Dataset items
○ ○ ○ ○ ○ ○ ○

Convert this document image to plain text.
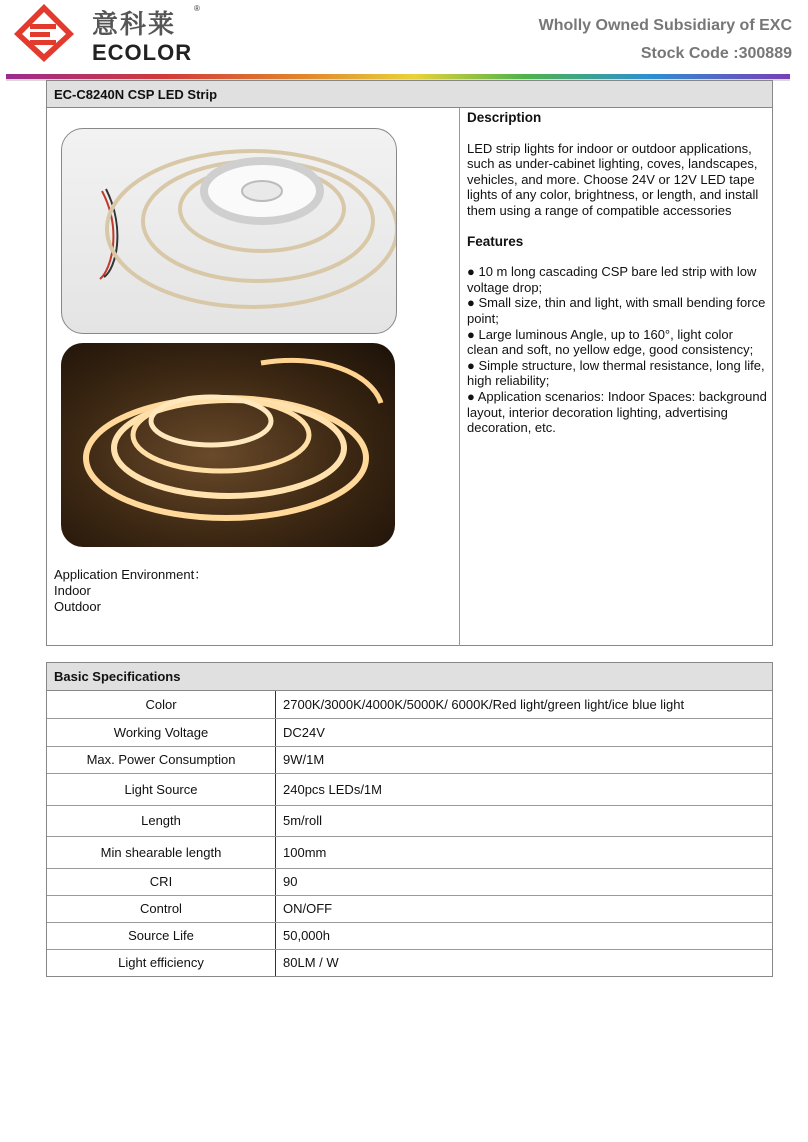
意科莱
®
ECOLOR
Wholly Owned Subsidiary of EXC
Stock Code :300889
EC-C8240N CSP LED Strip
Application Environment：
Indoor
Outdoor
Description

LED strip lights for indoor or outdoor applications, such as under-cabinet lighting, coves, landscapes, vehicles, and more. Choose 24V or 12V LED tape lights of any color, brightness, or length, and install them using a range of compatible accessories

Features

● 10 m long cascading CSP bare led strip with low voltage drop;

● Small size, thin and light, with small bending force point;

● Large luminous Angle, up to 160°, light color clean and soft, no yellow edge, good consistency;

● Simple structure, low thermal resistance, long life, high reliability;

● Application scenarios: Indoor Spaces: background layout, interior decoration lighting, advertising decoration, etc.

Basic Specifications
Color	2700K/3000K/4000K/5000K/ 6000K/Red light/green light/ice blue light
Working Voltage	DC24V
Max. Power Consumption	9W/1M
Light Source	240pcs LEDs/1M
Length	5m/roll
Min shearable length	100mm
CRI	90
Control	ON/OFF
Source Life	50,000h
Light efficiency	80LM / W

○ ○ ○ ○ ○ ○ ○

### EXERCISE DESCRIPTION
Make a verbatim copy of all the entries and strip out the pictures.

### WRITTEN ANSWER
Convert this document image to plain text.
意科莱
®
ECOLOR
Wholly Owned Subsidiary of EXC
Stock Code :300889
EC-C8240N CSP LED Strip
Application Environment：
Indoor
Outdoor
Description

LED strip lights for indoor or outdoor applications, such as under-cabinet lighting, coves, landscapes, vehicles, and more. Choose 24V or 12V LED tape lights of any color, brightness, or length, and install them using a range of compatible accessories

Features

● 10 m long cascading CSP bare led strip with low voltage drop;

● Small size, thin and light, with small bending force point;

● Large luminous Angle, up to 160°, light color clean and soft, no yellow edge, good consistency;

● Simple structure, low thermal resistance, long life, high reliability;

● Application scenarios: Indoor Spaces: background layout, interior decoration lighting, advertising decoration, etc.

Basic Specifications
Color	2700K/3000K/4000K/5000K/ 6000K/Red light/green light/ice blue light
Working Voltage	DC24V
Max. Power Consumption	9W/1M
Light Source	240pcs LEDs/1M
Length	5m/roll
Min shearable length	100mm
CRI	90
Control	ON/OFF
Source Life	50,000h
Light efficiency	80LM / W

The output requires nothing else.